Read the lines below. Copy out any that hold the string "publishing".

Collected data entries
━━━━━━━━━━━━━━━━━━━━

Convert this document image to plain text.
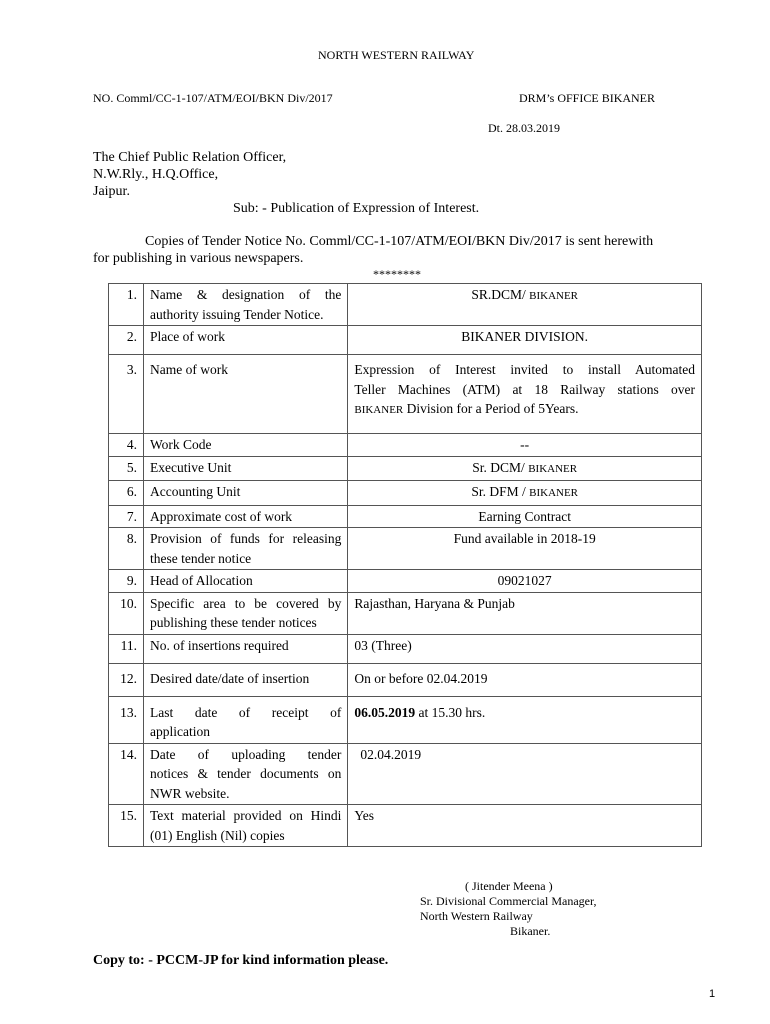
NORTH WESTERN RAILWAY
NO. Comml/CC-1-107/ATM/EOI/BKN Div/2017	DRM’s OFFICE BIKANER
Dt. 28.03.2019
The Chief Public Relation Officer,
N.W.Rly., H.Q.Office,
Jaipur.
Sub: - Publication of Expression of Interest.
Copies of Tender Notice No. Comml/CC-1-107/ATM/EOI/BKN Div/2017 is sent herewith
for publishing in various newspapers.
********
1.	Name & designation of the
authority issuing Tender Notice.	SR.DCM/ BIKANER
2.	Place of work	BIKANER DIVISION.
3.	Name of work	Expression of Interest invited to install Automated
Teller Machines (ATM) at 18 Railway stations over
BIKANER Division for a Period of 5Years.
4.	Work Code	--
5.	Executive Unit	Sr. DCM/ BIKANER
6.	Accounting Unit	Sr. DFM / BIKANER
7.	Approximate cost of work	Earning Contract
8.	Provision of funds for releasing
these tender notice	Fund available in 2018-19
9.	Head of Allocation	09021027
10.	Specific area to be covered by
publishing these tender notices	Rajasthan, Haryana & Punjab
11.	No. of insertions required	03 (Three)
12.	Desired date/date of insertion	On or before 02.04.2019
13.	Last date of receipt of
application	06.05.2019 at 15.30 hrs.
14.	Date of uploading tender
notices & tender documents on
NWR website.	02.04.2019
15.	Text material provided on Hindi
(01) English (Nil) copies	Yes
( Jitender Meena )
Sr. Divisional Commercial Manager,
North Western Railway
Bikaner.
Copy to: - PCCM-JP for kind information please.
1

━━━━━━━━━━━━━━━━━━━━

**Finished task**
for publishing in various newspapers.
publishing these tender notices	Rajasthan, Haryana & Punjab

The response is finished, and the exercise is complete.